** Start DATA FOR PROCESSING **
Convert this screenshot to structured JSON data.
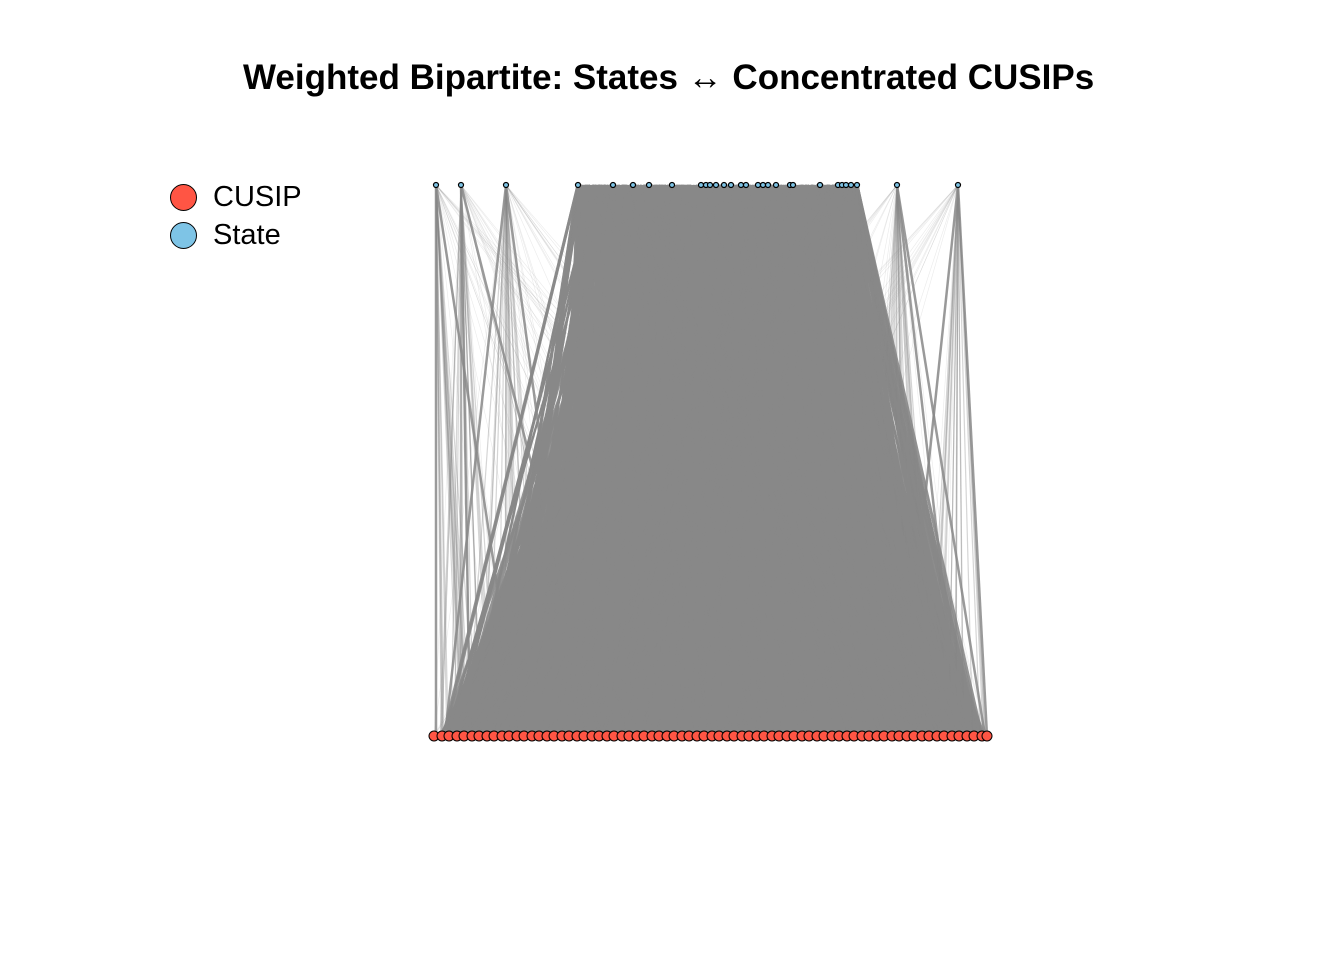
{
  "title": "Weighted Bipartite: States ↔ Concentrated CUSIPs",
  "legend": [
    {
      "label": "CUSIP",
      "color": "#FF5544"
    },
    {
      "label": "State",
      "color": "#7EC4E6"
    }
  ],
  "colors": {
    "cusip_node": "#FF5544",
    "state_node": "#7EC4E6",
    "edge": "#888888",
    "node_border": "#000000"
  },
  "layout_type": "bipartite: State nodes on top row, CUSIP nodes on bottom row"
}
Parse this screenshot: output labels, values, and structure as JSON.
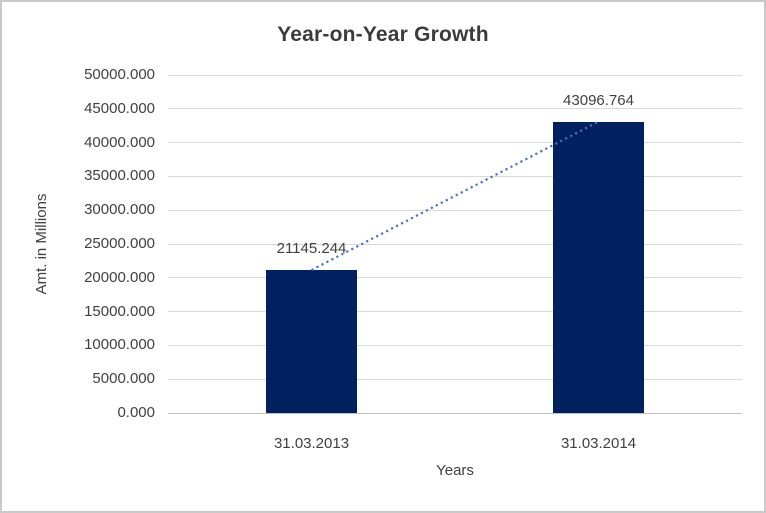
{
  "chart_data": {
    "type": "bar",
    "title": "Year-on-Year Growth",
    "categories": [
      "31.03.2013",
      "31.03.2014"
    ],
    "values": [
      21145.244,
      43096.764
    ],
    "data_labels": [
      "21145.244",
      "43096.764"
    ],
    "xlabel": "Years",
    "ylabel": "Amt. in Millions",
    "ylim": [
      0,
      50000
    ],
    "ytick_step": 5000,
    "ytick_decimals": 3,
    "grid": true,
    "legend": "none",
    "trendline": {
      "type": "linear",
      "style": "dotted",
      "color": "#4472C4",
      "connects": "bar tops, first to last category"
    },
    "colors": {
      "bar": "#002060",
      "trendline": "#4472C4",
      "gridline": "#d9d9d9",
      "axis_line": "#bfbfbf",
      "text": "#404040",
      "title_text": "#3b3b3b",
      "border": "#c9c9c9",
      "background": "#ffffff"
    }
  }
}
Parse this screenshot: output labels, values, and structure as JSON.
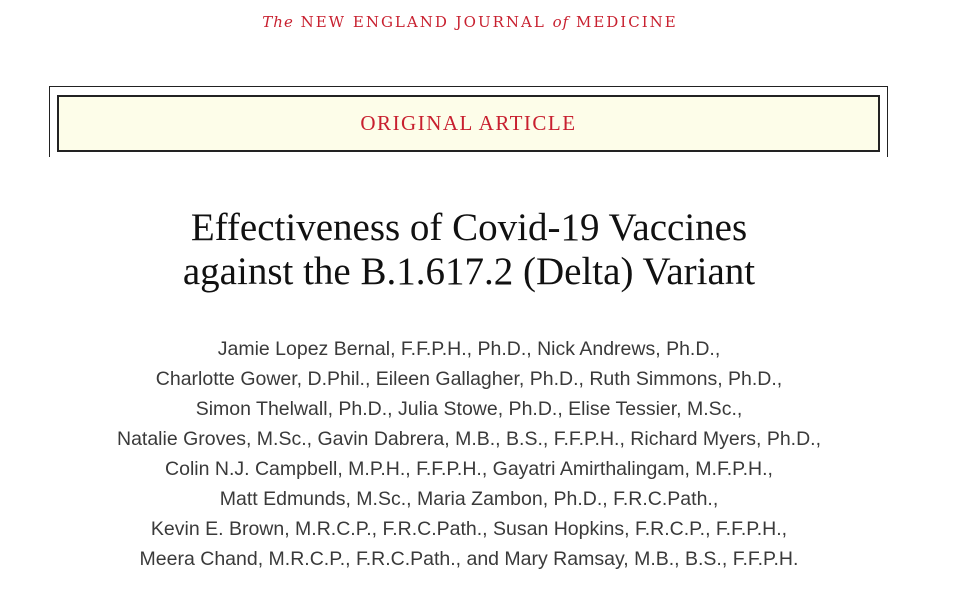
** End DATA FOR PROCESSING **
## PROBLEM TO WORK ON
Reproduce the listing exactly. Leave its pictures out.

## FINAL RESULT
Convert this screenshot to structured JSON data.
{
  "title": "Weighted Bipartite: States ↔ Concentrated CUSIPs",
  "legend": [
    {
      "label": "CUSIP",
      "color": "#FF5544"
    },
    {
      "label": "State",
      "color": "#7EC4E6"
    }
  ],
  "colors": {
    "cusip_node": "#FF5544",
    "state_node": "#7EC4E6",
    "edge": "#888888",
    "node_border": "#000000"
  },
  "layout_type": "bipartite: State nodes on top row, CUSIP nodes on bottom row"
}
Parse this screenshot: output labels, values, and structure as JSON.
{
  "chart_data": {
    "type": "bar",
    "title": "Year-on-Year Growth",
    "categories": [
      "31.03.2013",
      "31.03.2014"
    ],
    "values": [
      21145.244,
      43096.764
    ],
    "data_labels": [
      "21145.244",
      "43096.764"
    ],
    "xlabel": "Years",
    "ylabel": "Amt. in Millions",
    "ylim": [
      0,
      50000
    ],
    "ytick_step": 5000,
    "ytick_decimals": 3,
    "grid": true,
    "legend": "none",
    "trendline": {
      "type": "linear",
      "style": "dotted",
      "color": "#4472C4",
      "connects": "bar tops, first to last category"
    },
    "colors": {
      "bar": "#002060",
      "trendline": "#4472C4",
      "gridline": "#d9d9d9",
      "axis_line": "#bfbfbf",
      "text": "#404040",
      "title_text": "#3b3b3b",
      "border": "#c9c9c9",
      "background": "#ffffff"
    }
  }
}
Parse this screenshot: output labels, values, and structure as JSON.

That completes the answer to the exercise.